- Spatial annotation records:

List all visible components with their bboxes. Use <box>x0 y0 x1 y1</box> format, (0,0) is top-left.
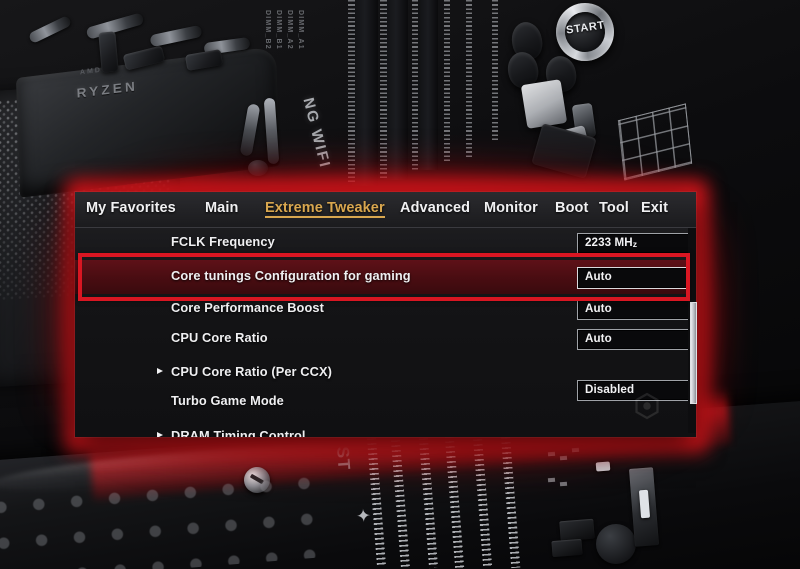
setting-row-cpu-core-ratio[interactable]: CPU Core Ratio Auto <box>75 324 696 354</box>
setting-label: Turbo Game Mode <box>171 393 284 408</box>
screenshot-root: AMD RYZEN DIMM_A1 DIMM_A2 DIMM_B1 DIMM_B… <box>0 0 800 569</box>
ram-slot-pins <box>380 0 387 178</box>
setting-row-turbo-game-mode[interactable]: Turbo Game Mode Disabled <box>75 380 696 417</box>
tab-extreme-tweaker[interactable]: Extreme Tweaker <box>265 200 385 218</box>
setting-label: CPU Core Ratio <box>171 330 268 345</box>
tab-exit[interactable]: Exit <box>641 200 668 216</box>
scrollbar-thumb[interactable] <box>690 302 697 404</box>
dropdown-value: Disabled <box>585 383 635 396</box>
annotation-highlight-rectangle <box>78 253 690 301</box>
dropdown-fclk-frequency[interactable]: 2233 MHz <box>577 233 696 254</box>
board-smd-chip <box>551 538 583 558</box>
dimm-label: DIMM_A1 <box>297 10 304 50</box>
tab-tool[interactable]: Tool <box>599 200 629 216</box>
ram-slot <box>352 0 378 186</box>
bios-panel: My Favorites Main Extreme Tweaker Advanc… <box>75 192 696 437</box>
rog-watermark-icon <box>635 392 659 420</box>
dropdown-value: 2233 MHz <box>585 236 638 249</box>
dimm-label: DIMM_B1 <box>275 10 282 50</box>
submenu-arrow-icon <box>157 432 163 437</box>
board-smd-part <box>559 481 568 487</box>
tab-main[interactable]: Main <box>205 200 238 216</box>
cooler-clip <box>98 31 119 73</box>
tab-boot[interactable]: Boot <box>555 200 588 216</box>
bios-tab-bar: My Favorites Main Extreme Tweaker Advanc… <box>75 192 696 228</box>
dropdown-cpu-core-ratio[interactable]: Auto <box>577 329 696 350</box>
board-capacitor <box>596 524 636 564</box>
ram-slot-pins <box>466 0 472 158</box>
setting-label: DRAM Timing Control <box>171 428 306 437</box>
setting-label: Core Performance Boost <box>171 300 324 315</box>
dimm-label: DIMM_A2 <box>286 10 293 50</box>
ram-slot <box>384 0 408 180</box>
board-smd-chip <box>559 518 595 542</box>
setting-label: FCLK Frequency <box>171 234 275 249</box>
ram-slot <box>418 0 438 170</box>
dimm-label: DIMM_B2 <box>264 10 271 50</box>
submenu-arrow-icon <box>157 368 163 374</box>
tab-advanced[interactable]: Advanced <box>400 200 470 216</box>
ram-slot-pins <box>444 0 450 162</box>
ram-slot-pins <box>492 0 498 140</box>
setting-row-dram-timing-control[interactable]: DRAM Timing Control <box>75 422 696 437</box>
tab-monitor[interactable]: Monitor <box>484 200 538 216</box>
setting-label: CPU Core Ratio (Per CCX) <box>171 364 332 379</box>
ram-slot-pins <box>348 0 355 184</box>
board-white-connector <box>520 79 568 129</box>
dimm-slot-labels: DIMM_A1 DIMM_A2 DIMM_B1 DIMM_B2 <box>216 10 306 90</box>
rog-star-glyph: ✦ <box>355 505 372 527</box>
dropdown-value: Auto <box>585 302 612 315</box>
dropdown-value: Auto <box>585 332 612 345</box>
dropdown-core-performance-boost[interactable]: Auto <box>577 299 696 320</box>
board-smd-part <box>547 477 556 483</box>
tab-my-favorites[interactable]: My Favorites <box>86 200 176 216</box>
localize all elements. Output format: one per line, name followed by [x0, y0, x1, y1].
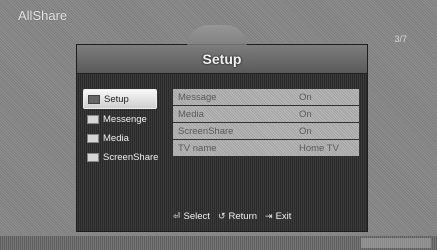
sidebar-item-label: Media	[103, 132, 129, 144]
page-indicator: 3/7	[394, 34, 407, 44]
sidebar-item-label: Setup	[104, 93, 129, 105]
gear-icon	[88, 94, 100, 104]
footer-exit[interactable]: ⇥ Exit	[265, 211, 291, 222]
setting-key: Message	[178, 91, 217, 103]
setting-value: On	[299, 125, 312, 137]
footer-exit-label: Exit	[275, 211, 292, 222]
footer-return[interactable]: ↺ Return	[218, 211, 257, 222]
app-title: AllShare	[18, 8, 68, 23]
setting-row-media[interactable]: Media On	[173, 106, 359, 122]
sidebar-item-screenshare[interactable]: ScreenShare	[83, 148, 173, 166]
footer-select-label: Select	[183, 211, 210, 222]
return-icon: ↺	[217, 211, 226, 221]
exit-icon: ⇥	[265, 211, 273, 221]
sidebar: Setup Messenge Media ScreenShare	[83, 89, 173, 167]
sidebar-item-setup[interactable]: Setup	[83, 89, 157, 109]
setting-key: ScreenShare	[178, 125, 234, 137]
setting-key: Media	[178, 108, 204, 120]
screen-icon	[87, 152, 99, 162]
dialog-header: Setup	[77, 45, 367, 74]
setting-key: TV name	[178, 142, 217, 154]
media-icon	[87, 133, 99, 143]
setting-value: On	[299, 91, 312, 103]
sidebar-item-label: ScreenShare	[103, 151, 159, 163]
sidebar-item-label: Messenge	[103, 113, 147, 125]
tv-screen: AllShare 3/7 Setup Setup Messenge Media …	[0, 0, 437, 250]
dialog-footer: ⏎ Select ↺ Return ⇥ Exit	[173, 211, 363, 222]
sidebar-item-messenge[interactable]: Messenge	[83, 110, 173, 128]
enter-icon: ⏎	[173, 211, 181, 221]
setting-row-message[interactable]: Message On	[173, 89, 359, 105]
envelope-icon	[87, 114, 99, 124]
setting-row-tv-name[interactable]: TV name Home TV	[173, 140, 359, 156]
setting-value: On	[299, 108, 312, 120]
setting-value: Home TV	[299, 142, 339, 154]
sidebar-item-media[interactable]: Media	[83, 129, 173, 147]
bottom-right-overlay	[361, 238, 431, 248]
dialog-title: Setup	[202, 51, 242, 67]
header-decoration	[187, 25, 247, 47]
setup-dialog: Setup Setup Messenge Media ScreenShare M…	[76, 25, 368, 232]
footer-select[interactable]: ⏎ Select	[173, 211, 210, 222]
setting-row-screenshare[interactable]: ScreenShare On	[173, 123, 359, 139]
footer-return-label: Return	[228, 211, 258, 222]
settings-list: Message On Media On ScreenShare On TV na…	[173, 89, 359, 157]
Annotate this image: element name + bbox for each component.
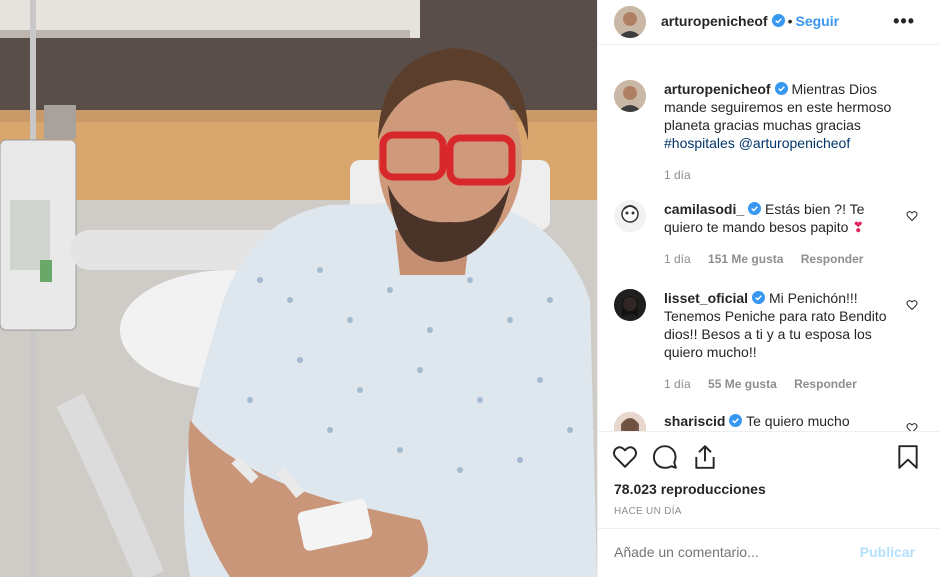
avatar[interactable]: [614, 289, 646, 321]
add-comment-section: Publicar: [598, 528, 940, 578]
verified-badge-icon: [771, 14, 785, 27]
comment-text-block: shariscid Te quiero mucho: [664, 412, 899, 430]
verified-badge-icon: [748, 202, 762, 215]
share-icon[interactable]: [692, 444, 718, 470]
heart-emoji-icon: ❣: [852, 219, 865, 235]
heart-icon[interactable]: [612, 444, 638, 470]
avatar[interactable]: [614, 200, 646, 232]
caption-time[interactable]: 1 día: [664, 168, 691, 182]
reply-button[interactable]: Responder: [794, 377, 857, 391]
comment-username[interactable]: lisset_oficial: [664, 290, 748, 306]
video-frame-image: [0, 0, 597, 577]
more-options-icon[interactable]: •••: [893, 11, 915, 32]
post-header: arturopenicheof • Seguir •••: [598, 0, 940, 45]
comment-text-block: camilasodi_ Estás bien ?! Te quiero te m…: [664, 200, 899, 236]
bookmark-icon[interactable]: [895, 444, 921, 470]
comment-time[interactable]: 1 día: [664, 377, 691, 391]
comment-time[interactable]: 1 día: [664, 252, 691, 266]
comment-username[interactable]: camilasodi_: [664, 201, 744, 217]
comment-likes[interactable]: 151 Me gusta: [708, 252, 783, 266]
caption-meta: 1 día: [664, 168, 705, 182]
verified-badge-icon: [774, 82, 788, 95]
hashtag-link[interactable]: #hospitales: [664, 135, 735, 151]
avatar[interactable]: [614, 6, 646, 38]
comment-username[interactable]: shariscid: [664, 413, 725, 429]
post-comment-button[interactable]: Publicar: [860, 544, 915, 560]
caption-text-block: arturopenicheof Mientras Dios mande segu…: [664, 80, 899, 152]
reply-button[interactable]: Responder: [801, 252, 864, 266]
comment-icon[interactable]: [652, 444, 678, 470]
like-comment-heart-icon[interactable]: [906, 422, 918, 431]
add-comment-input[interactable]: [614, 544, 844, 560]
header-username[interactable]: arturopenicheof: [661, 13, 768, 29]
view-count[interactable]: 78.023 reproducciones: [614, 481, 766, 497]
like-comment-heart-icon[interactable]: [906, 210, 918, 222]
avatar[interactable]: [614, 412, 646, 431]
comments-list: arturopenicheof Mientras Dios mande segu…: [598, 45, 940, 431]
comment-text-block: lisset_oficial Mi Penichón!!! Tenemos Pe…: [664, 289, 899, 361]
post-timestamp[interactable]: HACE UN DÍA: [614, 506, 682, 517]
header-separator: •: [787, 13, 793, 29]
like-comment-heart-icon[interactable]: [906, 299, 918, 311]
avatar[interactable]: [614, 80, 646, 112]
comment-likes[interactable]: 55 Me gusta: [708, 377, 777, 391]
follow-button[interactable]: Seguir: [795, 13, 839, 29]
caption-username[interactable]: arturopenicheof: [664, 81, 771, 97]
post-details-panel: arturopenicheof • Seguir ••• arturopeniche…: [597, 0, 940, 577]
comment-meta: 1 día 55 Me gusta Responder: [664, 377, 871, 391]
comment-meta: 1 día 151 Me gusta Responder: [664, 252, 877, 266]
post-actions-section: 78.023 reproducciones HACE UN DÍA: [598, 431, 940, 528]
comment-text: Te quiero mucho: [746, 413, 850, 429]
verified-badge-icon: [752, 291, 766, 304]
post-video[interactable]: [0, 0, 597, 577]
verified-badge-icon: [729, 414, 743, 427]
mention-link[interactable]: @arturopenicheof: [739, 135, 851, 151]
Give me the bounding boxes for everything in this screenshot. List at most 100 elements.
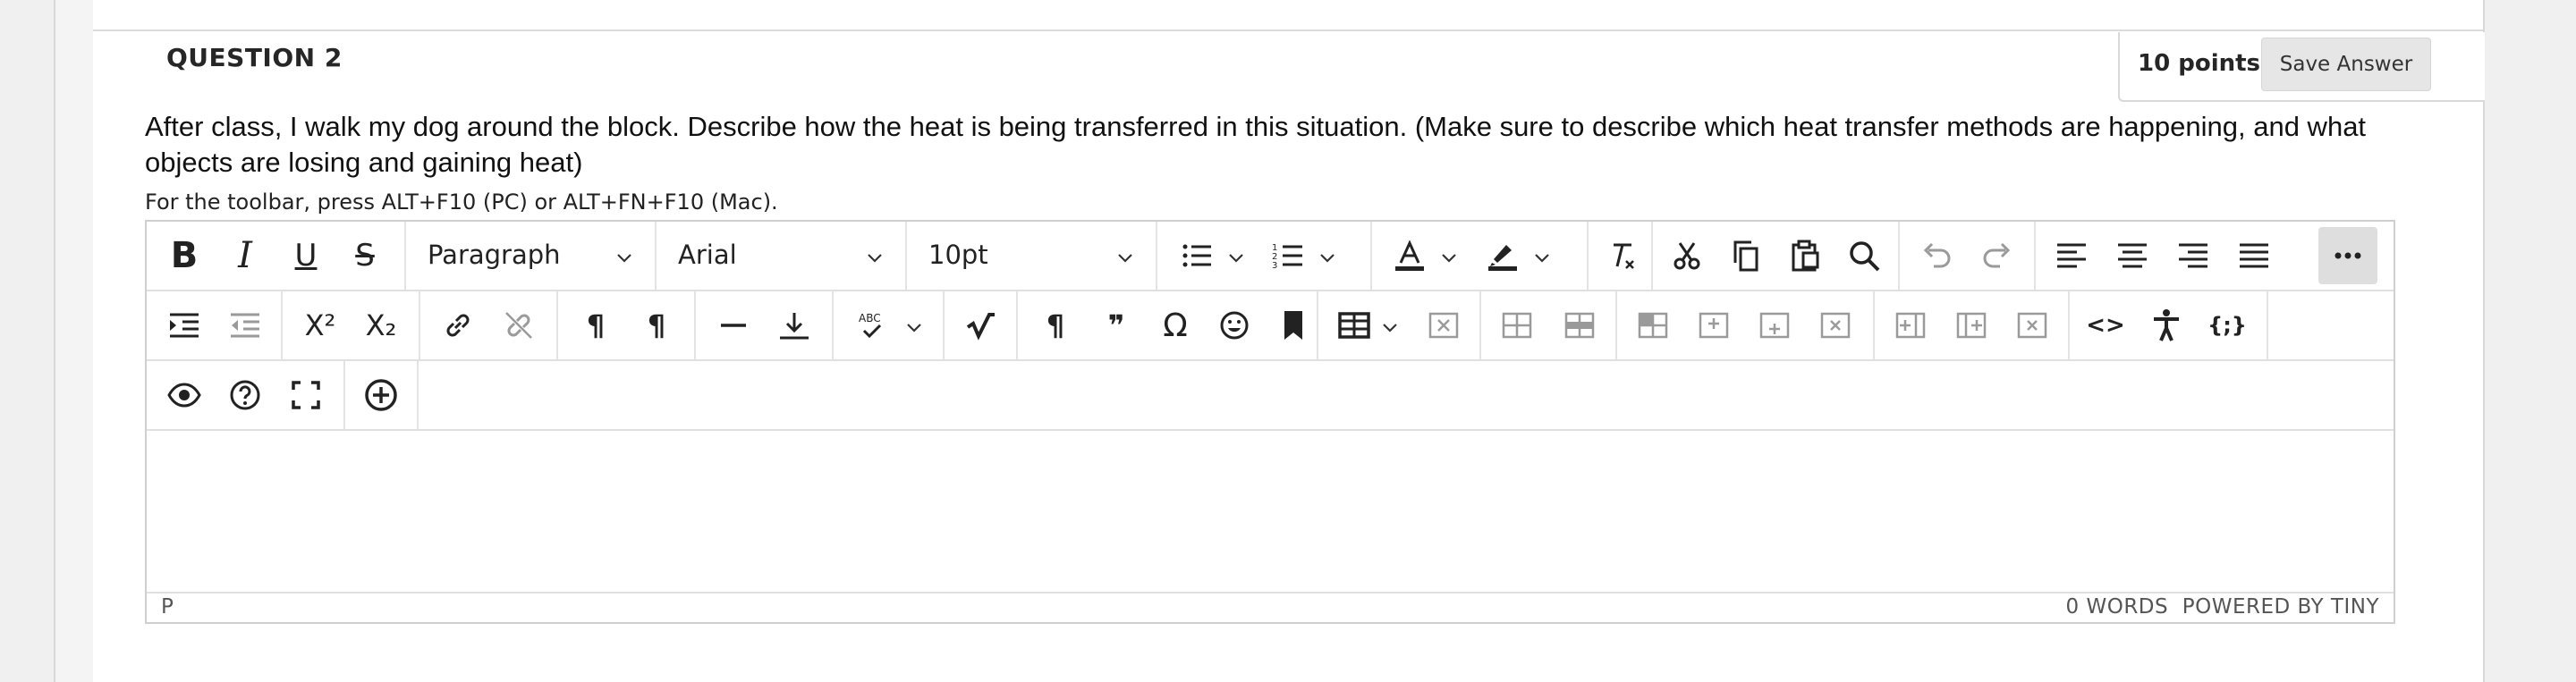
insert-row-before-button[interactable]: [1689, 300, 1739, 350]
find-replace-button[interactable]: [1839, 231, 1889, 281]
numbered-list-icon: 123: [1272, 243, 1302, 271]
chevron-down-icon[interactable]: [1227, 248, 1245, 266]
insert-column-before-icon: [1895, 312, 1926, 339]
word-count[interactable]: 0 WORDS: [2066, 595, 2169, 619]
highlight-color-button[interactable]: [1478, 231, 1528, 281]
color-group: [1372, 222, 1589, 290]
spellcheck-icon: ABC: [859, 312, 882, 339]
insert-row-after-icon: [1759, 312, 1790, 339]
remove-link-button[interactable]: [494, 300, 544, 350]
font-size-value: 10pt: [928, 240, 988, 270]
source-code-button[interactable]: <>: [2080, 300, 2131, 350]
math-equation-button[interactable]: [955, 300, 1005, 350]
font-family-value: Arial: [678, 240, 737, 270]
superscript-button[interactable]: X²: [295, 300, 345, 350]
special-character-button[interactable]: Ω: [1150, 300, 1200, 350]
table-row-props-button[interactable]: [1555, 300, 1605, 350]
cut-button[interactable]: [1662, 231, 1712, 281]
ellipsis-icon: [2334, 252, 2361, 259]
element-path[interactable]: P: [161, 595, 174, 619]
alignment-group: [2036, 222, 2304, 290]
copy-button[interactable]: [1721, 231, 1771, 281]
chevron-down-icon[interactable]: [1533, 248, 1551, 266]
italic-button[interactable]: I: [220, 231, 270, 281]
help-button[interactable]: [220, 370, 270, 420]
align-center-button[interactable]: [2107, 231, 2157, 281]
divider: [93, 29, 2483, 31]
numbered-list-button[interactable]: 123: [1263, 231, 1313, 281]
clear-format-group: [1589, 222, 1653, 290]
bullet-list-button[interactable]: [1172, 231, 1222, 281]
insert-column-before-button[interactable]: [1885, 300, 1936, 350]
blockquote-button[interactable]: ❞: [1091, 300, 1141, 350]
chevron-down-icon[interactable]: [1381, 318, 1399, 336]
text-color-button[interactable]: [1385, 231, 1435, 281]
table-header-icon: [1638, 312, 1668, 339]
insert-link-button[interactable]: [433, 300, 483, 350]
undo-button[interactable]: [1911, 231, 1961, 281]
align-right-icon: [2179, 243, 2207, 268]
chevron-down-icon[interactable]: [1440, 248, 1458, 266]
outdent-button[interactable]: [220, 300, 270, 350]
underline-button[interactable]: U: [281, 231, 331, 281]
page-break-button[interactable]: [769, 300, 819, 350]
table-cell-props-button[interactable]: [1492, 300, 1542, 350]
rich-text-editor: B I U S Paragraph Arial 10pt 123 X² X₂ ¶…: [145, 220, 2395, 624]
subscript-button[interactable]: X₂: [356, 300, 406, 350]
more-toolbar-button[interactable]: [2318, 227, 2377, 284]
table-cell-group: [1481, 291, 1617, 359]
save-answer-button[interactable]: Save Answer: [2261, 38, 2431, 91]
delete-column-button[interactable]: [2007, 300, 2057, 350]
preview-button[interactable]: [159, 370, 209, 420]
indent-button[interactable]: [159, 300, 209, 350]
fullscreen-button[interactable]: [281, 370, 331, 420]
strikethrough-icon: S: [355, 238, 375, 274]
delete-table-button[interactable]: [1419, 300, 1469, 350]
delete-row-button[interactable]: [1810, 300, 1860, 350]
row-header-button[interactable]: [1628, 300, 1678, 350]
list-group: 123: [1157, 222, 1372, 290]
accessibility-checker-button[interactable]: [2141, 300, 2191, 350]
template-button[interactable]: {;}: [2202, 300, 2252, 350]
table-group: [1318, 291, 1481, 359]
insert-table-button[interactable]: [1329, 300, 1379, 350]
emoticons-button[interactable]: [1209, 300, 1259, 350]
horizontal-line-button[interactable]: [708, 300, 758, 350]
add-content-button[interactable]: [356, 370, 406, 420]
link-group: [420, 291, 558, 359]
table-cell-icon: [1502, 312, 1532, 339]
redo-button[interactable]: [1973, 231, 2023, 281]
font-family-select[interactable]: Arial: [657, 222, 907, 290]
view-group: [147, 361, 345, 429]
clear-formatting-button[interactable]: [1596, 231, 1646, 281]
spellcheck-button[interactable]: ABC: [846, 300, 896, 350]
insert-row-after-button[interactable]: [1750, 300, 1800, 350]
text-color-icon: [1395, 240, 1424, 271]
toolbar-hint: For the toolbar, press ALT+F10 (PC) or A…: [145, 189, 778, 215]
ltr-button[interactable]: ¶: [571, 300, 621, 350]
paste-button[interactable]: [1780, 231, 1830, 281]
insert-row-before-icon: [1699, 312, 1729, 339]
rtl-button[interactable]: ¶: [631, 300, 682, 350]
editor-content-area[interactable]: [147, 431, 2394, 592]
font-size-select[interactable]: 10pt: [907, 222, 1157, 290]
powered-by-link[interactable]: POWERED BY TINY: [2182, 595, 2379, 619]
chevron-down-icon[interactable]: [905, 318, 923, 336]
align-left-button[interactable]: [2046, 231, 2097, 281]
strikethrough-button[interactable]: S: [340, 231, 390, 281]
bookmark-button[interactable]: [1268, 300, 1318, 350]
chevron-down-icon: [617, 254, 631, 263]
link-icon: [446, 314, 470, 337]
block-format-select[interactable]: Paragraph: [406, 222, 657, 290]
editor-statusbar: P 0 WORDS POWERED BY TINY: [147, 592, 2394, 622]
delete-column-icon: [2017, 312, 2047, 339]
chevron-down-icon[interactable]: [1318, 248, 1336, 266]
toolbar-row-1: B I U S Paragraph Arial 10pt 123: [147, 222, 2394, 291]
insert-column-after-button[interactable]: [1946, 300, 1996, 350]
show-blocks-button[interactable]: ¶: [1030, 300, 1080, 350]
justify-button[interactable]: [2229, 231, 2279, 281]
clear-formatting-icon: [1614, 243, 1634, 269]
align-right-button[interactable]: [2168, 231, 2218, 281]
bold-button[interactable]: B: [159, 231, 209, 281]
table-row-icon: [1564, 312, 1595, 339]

- WORK REQUIRED:
Please count how many lines of the data above contain the string "TINY", where case counts. Reply with the number alone.

- TASK RESPONSE:
2